## begin

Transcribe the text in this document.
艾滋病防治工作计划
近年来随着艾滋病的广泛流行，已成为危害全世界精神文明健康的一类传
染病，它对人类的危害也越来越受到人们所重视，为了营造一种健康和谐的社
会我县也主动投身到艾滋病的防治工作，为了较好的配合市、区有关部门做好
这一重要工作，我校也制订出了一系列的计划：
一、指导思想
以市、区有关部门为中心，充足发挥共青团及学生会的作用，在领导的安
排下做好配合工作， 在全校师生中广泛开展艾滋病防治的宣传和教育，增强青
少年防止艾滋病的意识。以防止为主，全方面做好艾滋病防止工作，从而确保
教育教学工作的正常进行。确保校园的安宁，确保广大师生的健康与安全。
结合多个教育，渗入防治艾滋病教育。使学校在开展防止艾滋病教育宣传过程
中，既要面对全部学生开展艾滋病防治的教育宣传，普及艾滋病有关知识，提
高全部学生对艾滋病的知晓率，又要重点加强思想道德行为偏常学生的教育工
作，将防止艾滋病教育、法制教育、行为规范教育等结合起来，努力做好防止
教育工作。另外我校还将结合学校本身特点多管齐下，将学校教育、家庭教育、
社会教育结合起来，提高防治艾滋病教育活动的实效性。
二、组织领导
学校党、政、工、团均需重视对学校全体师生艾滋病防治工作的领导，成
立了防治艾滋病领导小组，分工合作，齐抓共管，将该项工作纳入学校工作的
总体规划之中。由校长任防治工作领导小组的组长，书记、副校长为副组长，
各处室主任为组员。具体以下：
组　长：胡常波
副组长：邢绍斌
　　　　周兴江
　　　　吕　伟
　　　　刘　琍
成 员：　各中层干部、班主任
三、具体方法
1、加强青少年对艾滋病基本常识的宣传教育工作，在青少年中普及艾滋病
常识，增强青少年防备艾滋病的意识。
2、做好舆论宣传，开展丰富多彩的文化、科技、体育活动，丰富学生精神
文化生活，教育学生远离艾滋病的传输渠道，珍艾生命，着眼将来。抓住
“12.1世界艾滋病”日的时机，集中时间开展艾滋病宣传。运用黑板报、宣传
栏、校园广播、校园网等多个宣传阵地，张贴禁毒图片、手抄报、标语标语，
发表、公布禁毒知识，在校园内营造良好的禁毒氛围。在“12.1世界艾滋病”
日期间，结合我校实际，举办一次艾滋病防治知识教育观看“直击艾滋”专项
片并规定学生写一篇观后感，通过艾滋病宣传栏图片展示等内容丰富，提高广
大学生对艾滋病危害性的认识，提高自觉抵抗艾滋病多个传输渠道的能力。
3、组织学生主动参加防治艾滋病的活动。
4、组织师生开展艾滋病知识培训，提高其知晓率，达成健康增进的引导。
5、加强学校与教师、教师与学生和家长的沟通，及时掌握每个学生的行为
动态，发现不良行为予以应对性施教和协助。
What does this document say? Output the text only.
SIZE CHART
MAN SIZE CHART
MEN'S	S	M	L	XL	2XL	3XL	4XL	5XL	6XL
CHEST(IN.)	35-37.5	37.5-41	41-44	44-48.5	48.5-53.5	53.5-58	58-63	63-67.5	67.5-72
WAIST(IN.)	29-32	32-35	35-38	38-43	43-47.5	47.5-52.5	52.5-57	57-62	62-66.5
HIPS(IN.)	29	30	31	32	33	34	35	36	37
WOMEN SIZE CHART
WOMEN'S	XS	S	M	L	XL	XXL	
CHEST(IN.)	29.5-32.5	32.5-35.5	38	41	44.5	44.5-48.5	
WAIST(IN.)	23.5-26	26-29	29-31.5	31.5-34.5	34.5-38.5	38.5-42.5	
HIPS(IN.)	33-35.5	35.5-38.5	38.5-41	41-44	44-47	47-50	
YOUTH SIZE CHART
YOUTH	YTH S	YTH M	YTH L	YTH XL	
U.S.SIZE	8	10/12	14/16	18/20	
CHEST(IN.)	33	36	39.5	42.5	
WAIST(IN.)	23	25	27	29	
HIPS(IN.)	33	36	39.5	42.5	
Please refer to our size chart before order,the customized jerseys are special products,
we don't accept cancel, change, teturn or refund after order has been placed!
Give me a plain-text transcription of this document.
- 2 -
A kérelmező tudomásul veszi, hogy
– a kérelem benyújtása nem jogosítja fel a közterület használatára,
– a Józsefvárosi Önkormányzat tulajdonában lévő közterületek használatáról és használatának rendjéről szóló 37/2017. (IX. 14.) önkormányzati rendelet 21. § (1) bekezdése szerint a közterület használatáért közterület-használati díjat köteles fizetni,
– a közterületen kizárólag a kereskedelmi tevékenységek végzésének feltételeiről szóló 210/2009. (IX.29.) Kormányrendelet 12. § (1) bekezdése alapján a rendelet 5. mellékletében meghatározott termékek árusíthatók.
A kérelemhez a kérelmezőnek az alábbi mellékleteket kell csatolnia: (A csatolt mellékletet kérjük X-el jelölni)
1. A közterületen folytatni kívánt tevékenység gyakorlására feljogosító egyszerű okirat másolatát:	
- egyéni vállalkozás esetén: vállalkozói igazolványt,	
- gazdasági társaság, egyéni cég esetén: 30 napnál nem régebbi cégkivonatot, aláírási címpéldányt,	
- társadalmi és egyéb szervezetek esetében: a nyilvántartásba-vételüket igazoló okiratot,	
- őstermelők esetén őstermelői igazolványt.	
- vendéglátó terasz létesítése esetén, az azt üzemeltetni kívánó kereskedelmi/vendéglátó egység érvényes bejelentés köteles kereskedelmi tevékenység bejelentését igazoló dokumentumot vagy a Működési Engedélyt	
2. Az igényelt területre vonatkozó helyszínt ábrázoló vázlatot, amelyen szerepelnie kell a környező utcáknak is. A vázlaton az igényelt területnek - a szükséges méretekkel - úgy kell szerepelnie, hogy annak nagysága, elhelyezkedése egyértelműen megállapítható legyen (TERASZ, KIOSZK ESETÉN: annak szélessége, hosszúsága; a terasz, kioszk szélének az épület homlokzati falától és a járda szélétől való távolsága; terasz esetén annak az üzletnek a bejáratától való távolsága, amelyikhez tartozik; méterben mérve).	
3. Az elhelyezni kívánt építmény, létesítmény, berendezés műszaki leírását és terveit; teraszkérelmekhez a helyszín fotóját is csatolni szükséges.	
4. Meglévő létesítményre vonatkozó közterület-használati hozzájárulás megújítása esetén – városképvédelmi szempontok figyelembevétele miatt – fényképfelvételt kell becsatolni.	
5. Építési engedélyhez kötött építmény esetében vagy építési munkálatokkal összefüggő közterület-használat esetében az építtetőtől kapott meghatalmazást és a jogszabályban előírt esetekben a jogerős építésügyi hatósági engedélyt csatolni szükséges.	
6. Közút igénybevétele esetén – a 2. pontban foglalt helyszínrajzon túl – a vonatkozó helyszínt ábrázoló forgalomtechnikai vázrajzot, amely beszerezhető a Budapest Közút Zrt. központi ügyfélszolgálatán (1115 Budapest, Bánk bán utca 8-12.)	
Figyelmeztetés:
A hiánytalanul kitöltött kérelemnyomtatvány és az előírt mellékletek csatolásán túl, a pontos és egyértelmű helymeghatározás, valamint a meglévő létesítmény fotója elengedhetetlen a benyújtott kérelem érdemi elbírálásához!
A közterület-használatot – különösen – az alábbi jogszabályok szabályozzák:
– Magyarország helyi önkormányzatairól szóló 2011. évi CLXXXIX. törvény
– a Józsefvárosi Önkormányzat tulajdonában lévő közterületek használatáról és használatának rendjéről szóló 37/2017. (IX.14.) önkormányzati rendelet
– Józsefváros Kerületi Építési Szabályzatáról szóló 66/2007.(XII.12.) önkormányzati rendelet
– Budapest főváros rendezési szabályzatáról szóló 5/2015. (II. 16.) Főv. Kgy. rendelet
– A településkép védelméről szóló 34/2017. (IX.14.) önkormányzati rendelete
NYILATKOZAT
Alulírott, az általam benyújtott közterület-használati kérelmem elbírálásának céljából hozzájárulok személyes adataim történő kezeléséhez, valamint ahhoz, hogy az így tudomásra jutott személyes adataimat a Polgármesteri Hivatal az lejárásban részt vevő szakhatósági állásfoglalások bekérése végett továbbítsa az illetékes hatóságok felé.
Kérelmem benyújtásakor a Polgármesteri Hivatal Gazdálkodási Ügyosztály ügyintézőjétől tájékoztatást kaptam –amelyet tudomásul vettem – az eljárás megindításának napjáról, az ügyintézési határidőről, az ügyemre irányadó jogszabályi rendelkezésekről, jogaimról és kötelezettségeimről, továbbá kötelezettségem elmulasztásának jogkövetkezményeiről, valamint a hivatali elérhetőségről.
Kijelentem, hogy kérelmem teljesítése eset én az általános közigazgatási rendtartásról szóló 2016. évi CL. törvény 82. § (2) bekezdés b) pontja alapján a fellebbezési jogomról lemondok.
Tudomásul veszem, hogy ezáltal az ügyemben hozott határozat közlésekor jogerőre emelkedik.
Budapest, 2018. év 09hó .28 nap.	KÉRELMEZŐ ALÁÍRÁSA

## end

▶ **PROBLEM TO SOLVE**: Determine how many lines in the records contain "text", and reply with the number only.

▶ **COMPLETED TASK**: 3